**Tasks to complete**
1. In the remarks on energy, what share of the potential energy savings does the speaker say comes through more judicious consumption?
2. Please continue the remarks on energy from the point where they stop.

**Excerpt provided**
== == ==

I represent one of the three solar platforms on the continent, and for the last four decades those who have worked in the glass industry and the silicone industry have been transforming and creating companies like First Solar, which was the hottest stock on Wall Street a couple years ago, companies that are involved in green energy production.
Is it perfect yet? No. But neither was Edison's light bulb when he invented it in Milan, Ohio, where he did so much of his work, a community that I represent, and we are about to put his statue over in Statuary Hall.
So America has to think about a full set of energy sources and not be so dependent on just one that, for whatever reason, lack of competition probably, but also abuse of power has just come to play too important a role in our economy and in our people. It hurts our people too many times over and over and over again.
Fifty percent of what we could actually save in energy comes through more judicious consumption. We have tried to provide incentives for Americans to insulate their homes, to put in new kinds of windows. There are new building materials coming on the market, new types of insulation, building your home in a manner that uses less energy in the way that it is sited on the spot, using the full energy of the sun where you can. We are much smarter about the way we are building than we were 30 or even 20 years ago, and those improvements need to continue.

== == ==

**Extracted data**
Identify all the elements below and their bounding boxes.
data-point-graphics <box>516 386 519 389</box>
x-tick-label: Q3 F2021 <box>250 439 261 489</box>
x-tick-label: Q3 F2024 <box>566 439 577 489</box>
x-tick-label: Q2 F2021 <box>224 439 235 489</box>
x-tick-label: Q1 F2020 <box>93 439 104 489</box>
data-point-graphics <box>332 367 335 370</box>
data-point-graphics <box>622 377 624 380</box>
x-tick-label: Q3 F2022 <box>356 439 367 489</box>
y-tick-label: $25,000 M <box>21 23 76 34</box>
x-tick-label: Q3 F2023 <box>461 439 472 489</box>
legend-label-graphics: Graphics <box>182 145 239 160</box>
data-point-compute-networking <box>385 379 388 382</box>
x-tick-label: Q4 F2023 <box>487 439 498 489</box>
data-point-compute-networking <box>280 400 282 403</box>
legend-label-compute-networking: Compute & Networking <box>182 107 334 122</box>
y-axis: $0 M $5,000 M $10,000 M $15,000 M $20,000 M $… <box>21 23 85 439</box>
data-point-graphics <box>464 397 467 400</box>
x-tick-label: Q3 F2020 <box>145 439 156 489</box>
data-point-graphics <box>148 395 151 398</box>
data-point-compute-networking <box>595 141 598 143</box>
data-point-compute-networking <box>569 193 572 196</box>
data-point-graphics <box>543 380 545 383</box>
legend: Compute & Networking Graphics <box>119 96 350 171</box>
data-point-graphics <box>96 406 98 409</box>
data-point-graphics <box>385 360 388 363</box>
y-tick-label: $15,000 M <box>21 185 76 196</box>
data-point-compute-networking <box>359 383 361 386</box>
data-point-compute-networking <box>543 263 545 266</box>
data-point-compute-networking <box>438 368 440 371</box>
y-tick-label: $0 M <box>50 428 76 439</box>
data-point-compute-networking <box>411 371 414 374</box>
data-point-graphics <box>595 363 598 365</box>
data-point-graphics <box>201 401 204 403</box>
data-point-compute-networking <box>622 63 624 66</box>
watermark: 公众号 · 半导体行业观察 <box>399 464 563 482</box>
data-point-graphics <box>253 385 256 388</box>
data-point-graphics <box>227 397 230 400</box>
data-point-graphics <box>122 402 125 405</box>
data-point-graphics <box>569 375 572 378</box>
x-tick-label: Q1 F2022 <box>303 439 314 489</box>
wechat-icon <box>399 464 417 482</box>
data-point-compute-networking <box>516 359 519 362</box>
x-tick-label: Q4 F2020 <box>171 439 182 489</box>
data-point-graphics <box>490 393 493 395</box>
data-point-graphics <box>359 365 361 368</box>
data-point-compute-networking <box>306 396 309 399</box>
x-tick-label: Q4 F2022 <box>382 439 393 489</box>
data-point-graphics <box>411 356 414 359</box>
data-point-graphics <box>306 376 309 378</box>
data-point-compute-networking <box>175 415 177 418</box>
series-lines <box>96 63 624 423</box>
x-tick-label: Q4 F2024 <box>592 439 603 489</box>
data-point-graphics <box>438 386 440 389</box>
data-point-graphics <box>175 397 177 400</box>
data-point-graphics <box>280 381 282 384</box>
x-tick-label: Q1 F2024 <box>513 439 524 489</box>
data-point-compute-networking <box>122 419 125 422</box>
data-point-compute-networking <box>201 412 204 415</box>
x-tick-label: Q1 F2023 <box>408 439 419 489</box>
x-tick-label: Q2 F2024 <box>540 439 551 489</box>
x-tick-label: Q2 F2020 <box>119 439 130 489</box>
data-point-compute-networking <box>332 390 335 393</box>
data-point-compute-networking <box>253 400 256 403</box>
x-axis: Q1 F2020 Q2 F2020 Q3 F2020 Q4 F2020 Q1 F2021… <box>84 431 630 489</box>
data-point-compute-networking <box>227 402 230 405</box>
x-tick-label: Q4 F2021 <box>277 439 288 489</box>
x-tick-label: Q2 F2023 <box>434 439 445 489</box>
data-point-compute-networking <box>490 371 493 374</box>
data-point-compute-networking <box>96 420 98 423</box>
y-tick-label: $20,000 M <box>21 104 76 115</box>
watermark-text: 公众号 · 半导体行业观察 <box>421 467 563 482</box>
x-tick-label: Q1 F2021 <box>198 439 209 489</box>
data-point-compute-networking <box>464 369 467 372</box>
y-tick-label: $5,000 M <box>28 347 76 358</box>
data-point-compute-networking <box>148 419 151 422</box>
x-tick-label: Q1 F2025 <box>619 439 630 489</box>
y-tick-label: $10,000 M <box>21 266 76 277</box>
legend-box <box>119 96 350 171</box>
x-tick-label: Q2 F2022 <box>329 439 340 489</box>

== == ==

**Results for the exercise**
1. Fifty percent.

2.
Imagine an America where every roof was a solar producer where there is enough sunshine to make a difference. Imagine an America where we captured the power of the wind and properly stored it and moved it to grid. Imagine an America where what you put in your tank, if you even put something in your tank to fuel it, that it is grown and renewable in this country. Imagine an America where you could have plug-in hybrids that move around this country and our gas stations become a different type of fueling station. That is all possible.
We are working through the U.S. Department of Defense, and I will just sort of end with this, because I believe that the Department of Defense knows better than any aspect of our society what we are paying as an oil hostage. Our soldiers are deployed all over the world and very close to oil reserves. I think they are worth more than that. I think their genius can be used inside the boundaries of this country to make us energy independent again. Our energy dependence is our chief strategic vulnerability.
Go to the Marine Corps Web site. I salute the Marines. They are taking the lead inside the Department of Defense in trying to create new solutions, not just on their own bases, but as their troops move around the world.
I salute the Navy. Some of the incredible inventions that they are coming up with to move power from one point to another with not a loss of one kilowatt, are unbelievable, some of the superconducting work that is being done inside Navy today.
I congratulate the Air Force for trying new biofuels and helping to push America forward in terms of its ability to power itself internally.
And I salute the U.S. Army. Your work on solar tents, your work in trying to capture the power of the Earth, to power the systems that you are involved with today is something that is absolutely technologically amazing.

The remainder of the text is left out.